** EXERCISE GOAL **
Count how many of the lines below contain the word "Reclinável" and reply with that number alone.

* begin PROVIDED RECORDS *

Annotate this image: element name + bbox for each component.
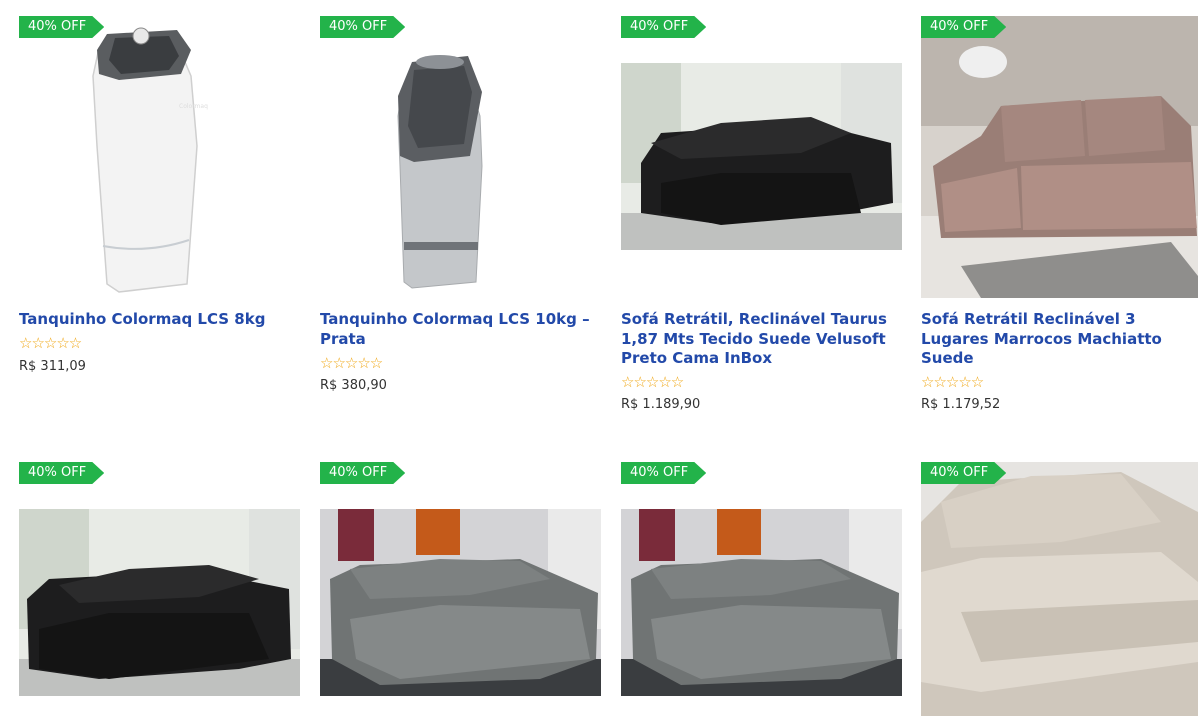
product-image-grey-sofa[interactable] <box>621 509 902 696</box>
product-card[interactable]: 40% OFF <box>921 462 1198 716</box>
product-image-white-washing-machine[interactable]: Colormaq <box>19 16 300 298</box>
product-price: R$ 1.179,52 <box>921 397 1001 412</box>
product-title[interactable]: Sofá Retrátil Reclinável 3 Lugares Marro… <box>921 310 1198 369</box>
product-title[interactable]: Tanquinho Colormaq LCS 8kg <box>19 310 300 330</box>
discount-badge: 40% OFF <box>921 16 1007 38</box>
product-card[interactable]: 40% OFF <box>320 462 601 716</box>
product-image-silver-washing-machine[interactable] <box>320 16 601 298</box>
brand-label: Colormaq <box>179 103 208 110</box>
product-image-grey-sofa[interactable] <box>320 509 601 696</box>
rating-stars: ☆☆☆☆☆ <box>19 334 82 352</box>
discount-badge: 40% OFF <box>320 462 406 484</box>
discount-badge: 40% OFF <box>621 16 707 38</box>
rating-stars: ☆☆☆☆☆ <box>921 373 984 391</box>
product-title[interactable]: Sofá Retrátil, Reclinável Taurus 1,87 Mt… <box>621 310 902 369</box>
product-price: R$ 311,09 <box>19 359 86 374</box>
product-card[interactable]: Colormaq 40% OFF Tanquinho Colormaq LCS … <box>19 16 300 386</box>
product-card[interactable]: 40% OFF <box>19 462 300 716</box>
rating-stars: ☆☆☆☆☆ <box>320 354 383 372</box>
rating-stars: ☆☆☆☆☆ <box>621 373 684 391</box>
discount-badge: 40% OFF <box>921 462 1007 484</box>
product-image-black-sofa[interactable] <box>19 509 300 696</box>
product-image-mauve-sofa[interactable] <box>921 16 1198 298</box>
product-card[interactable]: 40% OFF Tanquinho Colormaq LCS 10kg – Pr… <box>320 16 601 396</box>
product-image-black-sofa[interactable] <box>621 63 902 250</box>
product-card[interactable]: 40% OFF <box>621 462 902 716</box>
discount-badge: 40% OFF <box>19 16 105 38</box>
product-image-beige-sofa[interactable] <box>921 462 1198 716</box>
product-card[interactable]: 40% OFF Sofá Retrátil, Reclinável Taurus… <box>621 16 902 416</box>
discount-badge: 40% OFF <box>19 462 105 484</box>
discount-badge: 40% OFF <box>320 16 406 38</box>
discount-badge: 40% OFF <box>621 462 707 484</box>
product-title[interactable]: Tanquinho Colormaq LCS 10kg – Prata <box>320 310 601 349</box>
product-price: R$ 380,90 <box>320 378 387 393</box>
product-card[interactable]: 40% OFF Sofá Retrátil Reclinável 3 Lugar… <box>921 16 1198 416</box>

* end PROVIDED RECORDS *

** RESPONSE TO THE EXERCISE **
4